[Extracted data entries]
-- BEGIN --

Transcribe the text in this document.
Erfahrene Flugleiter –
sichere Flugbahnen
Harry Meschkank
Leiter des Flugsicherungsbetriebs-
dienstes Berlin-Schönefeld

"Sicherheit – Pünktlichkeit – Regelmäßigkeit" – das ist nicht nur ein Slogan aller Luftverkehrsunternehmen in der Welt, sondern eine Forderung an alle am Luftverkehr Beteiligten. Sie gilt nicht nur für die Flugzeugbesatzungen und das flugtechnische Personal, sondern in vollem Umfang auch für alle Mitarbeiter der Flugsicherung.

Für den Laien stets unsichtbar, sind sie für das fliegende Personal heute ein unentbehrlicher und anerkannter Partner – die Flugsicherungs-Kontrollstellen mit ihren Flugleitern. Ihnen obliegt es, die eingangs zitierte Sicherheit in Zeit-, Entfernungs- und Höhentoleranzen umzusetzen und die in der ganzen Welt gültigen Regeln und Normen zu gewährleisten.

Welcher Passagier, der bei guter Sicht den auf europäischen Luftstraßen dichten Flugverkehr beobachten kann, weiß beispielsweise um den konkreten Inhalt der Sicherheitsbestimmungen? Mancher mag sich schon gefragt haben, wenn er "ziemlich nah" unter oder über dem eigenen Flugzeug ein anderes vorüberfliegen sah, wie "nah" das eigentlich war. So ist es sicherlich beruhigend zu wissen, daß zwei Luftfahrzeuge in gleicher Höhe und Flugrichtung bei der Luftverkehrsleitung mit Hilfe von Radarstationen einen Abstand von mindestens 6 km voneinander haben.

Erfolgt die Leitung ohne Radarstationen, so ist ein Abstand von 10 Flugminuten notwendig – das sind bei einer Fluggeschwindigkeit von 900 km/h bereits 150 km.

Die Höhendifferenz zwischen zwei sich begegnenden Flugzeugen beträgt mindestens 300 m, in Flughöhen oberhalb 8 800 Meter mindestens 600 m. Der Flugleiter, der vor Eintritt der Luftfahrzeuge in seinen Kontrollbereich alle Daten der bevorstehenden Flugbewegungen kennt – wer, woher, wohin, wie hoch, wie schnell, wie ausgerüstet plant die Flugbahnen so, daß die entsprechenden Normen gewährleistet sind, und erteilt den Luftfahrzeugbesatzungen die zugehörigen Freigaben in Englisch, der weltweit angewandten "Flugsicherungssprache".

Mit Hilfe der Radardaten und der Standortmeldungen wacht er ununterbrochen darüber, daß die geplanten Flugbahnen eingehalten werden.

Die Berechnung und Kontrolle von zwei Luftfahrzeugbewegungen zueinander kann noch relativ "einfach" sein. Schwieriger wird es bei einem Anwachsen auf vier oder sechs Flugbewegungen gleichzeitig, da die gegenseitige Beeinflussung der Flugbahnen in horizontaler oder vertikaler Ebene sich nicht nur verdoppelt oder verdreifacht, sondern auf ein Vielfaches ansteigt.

-- END --

Identify and extract each line of the listing that contains "sondern".

» **Output**:
"Sicherheit – Pünktlichkeit – Regelmäßigkeit" – das ist nicht nur ein Slogan aller Luftverkehrsunternehmen in der Welt, sondern eine Forderung an alle am Luftverkehr Beteiligten. Sie gilt nicht nur für die Flugzeugbesatzungen und das flugtechnische Personal, sondern in vollem Umfang auch für alle Mitarbeiter der Flugsicherung.
Die Berechnung und Kontrolle von zwei Luftfahrzeugbewegungen zueinander kann noch relativ "einfach" sein. Schwieriger wird es bei einem Anwachsen auf vier oder sechs Flugbewegungen gleichzeitig, da die gegenseitige Beeinflussung der Flugbahnen in horizontaler oder vertikaler Ebene sich nicht nur verdoppelt oder verdreifacht, sondern auf ein Vielfaches ansteigt.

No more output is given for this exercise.